Copy each line that contains the word "culture".

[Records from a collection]
◆ ◆ ◆
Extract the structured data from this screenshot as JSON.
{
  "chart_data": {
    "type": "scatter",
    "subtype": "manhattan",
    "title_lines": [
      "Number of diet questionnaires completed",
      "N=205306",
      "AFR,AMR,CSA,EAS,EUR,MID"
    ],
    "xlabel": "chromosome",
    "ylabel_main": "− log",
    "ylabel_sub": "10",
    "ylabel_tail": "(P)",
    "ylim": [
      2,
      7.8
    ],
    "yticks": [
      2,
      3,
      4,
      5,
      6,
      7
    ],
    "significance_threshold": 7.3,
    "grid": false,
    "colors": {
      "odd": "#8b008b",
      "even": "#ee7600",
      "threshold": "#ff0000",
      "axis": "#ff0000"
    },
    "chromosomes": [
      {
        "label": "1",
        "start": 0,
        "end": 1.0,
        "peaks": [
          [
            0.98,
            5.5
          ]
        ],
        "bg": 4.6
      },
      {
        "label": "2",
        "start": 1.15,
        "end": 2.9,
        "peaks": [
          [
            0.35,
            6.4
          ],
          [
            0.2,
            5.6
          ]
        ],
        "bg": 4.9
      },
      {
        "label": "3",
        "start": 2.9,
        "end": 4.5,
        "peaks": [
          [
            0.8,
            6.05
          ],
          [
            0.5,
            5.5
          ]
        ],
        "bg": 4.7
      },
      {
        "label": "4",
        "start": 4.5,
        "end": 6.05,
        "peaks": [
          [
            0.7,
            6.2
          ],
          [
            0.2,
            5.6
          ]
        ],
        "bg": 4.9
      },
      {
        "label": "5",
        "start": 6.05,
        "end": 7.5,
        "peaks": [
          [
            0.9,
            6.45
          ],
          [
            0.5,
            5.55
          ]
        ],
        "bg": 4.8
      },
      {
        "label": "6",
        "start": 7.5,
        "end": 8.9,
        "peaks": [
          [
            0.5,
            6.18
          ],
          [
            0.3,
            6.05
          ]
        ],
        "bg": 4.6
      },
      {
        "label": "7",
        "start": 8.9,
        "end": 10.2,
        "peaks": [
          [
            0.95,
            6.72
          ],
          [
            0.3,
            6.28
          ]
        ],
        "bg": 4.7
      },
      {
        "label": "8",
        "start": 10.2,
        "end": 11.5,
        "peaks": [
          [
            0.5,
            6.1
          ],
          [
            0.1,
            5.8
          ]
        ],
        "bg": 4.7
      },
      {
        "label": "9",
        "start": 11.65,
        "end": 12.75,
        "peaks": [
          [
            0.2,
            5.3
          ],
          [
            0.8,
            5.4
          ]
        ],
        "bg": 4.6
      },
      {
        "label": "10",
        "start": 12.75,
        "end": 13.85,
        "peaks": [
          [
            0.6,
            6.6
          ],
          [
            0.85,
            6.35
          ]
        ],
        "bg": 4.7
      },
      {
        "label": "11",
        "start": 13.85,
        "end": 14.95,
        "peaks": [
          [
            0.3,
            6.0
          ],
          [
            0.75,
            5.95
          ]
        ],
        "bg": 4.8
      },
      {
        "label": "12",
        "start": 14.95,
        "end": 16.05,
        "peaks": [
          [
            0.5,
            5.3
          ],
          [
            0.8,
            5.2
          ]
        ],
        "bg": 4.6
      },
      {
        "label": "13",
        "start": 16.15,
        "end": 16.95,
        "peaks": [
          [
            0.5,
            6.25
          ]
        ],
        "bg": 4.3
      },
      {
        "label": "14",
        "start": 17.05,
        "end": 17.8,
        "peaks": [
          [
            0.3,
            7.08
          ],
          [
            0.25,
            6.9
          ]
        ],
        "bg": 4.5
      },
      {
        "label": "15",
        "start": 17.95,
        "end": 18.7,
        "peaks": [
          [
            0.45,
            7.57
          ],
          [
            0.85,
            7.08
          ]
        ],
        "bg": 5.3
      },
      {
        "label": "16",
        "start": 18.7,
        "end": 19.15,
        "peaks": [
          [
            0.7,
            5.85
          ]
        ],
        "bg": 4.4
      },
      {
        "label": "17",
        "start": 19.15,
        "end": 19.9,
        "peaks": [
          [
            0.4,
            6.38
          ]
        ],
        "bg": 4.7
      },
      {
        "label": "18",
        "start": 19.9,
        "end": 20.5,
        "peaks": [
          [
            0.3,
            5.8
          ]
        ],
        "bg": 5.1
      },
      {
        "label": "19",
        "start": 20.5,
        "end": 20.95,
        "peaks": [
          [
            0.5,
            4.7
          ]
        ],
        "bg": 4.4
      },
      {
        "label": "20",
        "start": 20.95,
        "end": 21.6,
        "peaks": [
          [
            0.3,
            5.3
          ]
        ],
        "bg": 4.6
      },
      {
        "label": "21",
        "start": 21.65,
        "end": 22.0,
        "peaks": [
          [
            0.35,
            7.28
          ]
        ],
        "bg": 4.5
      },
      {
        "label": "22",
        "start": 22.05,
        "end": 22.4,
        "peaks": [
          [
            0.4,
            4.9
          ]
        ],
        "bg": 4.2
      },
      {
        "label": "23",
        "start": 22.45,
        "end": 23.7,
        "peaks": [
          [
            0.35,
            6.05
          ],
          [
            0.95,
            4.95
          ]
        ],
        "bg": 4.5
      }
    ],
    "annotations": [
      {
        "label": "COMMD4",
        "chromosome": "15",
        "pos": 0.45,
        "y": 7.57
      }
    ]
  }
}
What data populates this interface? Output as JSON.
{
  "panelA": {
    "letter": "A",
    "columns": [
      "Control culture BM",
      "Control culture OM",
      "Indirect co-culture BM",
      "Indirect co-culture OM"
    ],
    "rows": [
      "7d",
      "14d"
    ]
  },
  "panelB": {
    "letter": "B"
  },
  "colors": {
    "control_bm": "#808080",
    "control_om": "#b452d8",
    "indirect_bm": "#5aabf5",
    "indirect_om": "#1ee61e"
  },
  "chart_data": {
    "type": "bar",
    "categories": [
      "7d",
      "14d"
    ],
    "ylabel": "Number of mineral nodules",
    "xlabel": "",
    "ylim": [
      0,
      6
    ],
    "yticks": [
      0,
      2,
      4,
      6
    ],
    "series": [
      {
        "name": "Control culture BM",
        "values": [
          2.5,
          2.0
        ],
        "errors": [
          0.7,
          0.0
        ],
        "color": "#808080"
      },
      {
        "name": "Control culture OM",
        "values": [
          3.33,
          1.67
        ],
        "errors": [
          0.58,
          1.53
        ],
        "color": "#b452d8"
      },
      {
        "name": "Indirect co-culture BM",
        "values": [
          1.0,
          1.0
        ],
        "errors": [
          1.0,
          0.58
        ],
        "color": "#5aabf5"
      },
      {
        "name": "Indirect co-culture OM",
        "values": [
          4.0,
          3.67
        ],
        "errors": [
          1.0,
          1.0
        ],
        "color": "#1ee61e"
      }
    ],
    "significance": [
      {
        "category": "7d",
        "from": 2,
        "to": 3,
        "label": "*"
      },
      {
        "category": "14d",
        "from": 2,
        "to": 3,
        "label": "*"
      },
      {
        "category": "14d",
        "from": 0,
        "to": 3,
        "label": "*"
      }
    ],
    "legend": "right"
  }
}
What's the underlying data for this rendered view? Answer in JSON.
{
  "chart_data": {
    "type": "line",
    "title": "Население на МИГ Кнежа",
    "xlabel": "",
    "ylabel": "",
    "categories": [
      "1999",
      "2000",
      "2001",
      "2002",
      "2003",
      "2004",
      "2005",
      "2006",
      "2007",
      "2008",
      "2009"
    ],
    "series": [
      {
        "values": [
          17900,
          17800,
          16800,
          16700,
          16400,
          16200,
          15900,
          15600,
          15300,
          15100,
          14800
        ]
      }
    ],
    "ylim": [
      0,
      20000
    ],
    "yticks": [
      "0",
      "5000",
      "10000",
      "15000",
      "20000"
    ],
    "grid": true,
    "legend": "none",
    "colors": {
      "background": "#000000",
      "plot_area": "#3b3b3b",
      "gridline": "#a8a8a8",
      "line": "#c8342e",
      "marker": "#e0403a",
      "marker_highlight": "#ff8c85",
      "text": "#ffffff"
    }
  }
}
◆ ◆ ◆
• _EXERCISE OUTPUT_:
      "Control culture BM",
      "Control culture OM",
      "Indirect co-culture BM",
      "Indirect co-culture OM"
        "name": "Control culture BM",
        "name": "Control culture OM",
        "name": "Indirect co-culture BM",
        "name": "Indirect co-culture OM",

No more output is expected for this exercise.